● **What is being asked**:
Repeat the whole listing below, word for word.

● **Records**:
---------------
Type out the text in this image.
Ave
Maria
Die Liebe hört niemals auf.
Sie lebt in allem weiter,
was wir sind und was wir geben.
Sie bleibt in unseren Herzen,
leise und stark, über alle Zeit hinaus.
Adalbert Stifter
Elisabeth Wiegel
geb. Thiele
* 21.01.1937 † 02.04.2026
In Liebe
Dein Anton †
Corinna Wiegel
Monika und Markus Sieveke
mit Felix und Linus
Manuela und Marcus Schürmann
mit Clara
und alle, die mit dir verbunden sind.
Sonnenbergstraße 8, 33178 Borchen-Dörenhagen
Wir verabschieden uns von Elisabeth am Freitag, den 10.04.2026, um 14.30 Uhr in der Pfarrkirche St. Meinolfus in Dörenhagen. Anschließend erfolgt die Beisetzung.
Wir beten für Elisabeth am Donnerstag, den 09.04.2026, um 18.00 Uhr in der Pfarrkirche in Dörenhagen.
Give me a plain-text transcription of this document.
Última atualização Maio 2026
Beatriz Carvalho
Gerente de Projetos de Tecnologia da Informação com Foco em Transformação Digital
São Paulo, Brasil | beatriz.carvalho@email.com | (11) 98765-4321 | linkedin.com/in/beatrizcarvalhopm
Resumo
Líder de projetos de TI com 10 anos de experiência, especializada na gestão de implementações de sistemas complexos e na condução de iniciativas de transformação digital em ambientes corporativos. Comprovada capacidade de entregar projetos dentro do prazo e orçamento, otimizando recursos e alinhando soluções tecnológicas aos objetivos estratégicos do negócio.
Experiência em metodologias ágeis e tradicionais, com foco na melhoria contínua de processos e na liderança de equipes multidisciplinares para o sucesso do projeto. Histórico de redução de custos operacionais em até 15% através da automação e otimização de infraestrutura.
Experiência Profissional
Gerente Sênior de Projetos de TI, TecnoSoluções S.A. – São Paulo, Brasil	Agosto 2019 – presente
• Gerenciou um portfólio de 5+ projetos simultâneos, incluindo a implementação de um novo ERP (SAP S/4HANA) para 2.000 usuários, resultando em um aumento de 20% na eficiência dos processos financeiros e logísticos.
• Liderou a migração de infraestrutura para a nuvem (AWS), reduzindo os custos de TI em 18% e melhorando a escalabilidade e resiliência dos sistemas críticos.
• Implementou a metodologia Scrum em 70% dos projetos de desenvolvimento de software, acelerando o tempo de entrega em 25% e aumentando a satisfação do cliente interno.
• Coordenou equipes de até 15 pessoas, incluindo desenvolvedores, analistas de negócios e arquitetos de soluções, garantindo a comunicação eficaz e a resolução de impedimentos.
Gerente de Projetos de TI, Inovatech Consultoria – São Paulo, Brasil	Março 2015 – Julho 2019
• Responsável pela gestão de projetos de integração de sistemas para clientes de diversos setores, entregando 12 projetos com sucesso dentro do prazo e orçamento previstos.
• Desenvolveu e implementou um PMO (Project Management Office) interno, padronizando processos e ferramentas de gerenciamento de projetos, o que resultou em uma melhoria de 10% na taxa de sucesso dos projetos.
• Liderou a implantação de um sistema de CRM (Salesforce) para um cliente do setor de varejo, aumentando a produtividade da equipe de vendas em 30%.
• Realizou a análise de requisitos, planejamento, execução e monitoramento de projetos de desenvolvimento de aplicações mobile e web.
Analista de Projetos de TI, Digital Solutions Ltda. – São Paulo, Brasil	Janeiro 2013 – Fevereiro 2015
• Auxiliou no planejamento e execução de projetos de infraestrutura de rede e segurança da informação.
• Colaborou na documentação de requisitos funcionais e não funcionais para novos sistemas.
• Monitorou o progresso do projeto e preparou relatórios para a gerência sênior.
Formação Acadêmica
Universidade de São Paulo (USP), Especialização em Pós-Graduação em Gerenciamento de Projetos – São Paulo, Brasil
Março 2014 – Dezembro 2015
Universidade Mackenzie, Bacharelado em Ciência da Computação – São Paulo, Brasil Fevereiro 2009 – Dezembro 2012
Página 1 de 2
---------------
● **Output**:
Type out the text in this image.
Ave
Maria
Die Liebe hört niemals auf.
Sie lebt in allem weiter,
was wir sind und was wir geben.
Sie bleibt in unseren Herzen,
leise und stark, über alle Zeit hinaus.
Adalbert Stifter
Elisabeth Wiegel
geb. Thiele
* 21.01.1937 † 02.04.2026
In Liebe
Dein Anton †
Corinna Wiegel
Monika und Markus Sieveke
mit Felix und Linus
Manuela und Marcus Schürmann
mit Clara
und alle, die mit dir verbunden sind.
Sonnenbergstraße 8, 33178 Borchen-Dörenhagen
Wir verabschieden uns von Elisabeth am Freitag, den 10.04.2026, um 14.30 Uhr in der Pfarrkirche St. Meinolfus in Dörenhagen. Anschließend erfolgt die Beisetzung.
Wir beten für Elisabeth am Donnerstag, den 09.04.2026, um 18.00 Uhr in der Pfarrkirche in Dörenhagen.
Give me a plain-text transcription of this document.
Última atualização Maio 2026
Beatriz Carvalho
Gerente de Projetos de Tecnologia da Informação com Foco em Transformação Digital
São Paulo, Brasil | beatriz.carvalho@email.com | (11) 98765-4321 | linkedin.com/in/beatrizcarvalhopm
Resumo
Líder de projetos de TI com 10 anos de experiência, especializada na gestão de implementações de sistemas complexos e na condução de iniciativas de transformação digital em ambientes corporativos. Comprovada capacidade de entregar projetos dentro do prazo e orçamento, otimizando recursos e alinhando soluções tecnológicas aos objetivos estratégicos do negócio.
Experiência em metodologias ágeis e tradicionais, com foco na melhoria contínua de processos e na liderança de equipes multidisciplinares para o sucesso do projeto. Histórico de redução de custos operacionais em até 15% através da automação e otimização de infraestrutura.
Experiência Profissional
Gerente Sênior de Projetos de TI, TecnoSoluções S.A. – São Paulo, Brasil	Agosto 2019 – presente
• Gerenciou um portfólio de 5+ projetos simultâneos, incluindo a implementação de um novo ERP (SAP S/4HANA) para 2.000 usuários, resultando em um aumento de 20% na eficiência dos processos financeiros e logísticos.
• Liderou a migração de infraestrutura para a nuvem (AWS), reduzindo os custos de TI em 18% e melhorando a escalabilidade e resiliência dos sistemas críticos.
• Implementou a metodologia Scrum em 70% dos projetos de desenvolvimento de software, acelerando o tempo de entrega em 25% e aumentando a satisfação do cliente interno.
• Coordenou equipes de até 15 pessoas, incluindo desenvolvedores, analistas de negócios e arquitetos de soluções, garantindo a comunicação eficaz e a resolução de impedimentos.
Gerente de Projetos de TI, Inovatech Consultoria – São Paulo, Brasil	Março 2015 – Julho 2019
• Responsável pela gestão de projetos de integração de sistemas para clientes de diversos setores, entregando 12 projetos com sucesso dentro do prazo e orçamento previstos.
• Desenvolveu e implementou um PMO (Project Management Office) interno, padronizando processos e ferramentas de gerenciamento de projetos, o que resultou em uma melhoria de 10% na taxa de sucesso dos projetos.
• Liderou a implantação de um sistema de CRM (Salesforce) para um cliente do setor de varejo, aumentando a produtividade da equipe de vendas em 30%.
• Realizou a análise de requisitos, planejamento, execução e monitoramento de projetos de desenvolvimento de aplicações mobile e web.
Analista de Projetos de TI, Digital Solutions Ltda. – São Paulo, Brasil	Janeiro 2013 – Fevereiro 2015
• Auxiliou no planejamento e execução de projetos de infraestrutura de rede e segurança da informação.
• Colaborou na documentação de requisitos funcionais e não funcionais para novos sistemas.
• Monitorou o progresso do projeto e preparou relatórios para a gerência sênior.
Formação Acadêmica
Universidade de São Paulo (USP), Especialização em Pós-Graduação em Gerenciamento de Projetos – São Paulo, Brasil
Março 2014 – Dezembro 2015
Universidade Mackenzie, Bacharelado em Ciência da Computação – São Paulo, Brasil Fevereiro 2009 – Dezembro 2012
Página 1 de 2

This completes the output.